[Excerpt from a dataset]
>> Begin

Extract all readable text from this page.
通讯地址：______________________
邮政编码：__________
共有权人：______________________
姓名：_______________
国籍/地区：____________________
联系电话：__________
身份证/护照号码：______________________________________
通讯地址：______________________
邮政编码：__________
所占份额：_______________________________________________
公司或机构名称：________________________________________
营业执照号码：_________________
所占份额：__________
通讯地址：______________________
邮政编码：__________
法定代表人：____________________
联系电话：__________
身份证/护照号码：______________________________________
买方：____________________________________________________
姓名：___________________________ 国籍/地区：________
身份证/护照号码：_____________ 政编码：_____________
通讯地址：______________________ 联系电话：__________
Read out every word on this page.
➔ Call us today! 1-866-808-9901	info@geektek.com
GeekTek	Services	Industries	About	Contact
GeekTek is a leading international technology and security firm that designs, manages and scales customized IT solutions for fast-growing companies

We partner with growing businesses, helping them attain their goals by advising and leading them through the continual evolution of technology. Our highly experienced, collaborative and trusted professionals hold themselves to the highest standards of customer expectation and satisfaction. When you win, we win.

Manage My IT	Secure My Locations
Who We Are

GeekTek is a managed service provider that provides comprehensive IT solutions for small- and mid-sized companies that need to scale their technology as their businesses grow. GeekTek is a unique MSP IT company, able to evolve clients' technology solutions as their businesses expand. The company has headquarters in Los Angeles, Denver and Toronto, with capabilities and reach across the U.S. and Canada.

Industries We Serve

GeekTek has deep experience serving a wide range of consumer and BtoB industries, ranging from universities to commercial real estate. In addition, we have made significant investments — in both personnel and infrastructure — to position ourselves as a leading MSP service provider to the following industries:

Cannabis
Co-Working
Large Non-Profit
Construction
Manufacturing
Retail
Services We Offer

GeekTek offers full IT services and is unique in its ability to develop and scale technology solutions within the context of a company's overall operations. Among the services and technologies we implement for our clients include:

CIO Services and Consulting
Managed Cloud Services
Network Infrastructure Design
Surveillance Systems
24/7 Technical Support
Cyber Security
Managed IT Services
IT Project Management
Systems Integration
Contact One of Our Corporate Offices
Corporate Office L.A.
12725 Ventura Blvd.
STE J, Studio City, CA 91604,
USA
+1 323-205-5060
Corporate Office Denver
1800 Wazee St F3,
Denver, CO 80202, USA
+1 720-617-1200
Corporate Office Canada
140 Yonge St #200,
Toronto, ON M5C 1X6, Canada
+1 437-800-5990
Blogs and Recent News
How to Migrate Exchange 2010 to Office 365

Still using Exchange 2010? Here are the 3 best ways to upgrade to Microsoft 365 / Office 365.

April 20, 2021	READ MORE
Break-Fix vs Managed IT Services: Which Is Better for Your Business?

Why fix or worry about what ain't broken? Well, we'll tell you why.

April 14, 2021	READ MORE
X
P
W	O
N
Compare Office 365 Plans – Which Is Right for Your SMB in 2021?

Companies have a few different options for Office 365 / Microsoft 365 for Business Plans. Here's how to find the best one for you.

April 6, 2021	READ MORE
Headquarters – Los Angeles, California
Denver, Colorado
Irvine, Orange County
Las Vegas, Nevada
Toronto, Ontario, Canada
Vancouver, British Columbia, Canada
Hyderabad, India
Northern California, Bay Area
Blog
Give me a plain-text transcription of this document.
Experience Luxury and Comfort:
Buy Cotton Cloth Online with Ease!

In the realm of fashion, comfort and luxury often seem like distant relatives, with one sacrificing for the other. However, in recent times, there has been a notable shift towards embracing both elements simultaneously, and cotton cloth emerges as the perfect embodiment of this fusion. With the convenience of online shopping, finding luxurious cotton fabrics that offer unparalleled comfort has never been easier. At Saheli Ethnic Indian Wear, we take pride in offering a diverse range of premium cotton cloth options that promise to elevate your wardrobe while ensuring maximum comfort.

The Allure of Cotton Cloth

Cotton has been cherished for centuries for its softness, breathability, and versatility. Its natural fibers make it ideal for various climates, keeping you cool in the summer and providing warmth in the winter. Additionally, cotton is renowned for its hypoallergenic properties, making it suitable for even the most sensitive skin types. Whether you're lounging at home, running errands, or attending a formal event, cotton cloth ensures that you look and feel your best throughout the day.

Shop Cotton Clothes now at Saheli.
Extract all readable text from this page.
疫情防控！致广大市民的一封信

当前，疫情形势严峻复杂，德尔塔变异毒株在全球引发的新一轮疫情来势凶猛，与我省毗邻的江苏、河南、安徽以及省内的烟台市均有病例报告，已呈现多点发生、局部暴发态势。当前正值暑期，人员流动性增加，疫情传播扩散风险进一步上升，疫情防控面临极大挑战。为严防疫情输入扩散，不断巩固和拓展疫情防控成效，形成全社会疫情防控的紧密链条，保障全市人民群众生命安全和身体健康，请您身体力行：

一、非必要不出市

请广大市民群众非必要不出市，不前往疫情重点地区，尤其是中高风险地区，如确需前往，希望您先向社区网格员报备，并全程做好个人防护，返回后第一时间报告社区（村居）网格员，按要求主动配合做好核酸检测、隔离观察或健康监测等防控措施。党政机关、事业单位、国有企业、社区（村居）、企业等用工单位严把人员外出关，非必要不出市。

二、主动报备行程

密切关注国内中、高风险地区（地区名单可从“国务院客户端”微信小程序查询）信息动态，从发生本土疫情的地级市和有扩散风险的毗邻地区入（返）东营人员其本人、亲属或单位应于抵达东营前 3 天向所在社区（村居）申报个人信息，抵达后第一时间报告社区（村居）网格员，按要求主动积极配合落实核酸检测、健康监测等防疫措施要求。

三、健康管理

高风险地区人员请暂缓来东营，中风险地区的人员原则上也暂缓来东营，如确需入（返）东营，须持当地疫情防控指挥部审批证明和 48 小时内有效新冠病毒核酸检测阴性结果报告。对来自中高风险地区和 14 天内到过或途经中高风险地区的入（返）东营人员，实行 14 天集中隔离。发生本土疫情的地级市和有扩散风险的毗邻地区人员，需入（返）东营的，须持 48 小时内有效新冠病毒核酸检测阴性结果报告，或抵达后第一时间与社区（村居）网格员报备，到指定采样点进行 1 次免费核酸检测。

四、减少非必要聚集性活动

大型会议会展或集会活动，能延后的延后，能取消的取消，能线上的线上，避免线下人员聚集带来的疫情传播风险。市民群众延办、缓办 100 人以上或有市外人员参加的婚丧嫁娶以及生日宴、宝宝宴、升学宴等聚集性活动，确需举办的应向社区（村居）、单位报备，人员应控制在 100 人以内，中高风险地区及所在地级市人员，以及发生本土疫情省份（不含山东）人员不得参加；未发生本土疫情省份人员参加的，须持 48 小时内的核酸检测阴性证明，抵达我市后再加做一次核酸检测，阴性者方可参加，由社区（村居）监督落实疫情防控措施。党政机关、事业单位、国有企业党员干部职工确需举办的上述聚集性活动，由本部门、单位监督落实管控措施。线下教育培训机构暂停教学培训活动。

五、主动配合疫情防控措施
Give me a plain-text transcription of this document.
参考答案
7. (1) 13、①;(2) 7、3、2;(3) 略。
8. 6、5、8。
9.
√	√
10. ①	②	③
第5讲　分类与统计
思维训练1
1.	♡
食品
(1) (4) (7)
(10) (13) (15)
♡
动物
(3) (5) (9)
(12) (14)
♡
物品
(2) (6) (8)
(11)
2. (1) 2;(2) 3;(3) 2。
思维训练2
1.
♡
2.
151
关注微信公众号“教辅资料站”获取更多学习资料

>> End

◆ **WRITTEN TASK**:
From the listing above, collect every line that mentions the word "Saheli".

◆ **RESULT OF THIS EXERCISE**:
In the realm of fashion, comfort and luxury often seem like distant relatives, with one sacrificing for the other. However, in recent times, there has been a notable shift towards embracing both elements simultaneously, and cotton cloth emerges as the perfect embodiment of this fusion. With the convenience of online shopping, finding luxurious cotton fabrics that offer unparalleled comfort has never been easier. At Saheli Ethnic Indian Wear, we take pride in offering a diverse range of premium cotton cloth options that promise to elevate your wardrobe while ensuring maximum comfort.
Shop Cotton Clothes now at Saheli.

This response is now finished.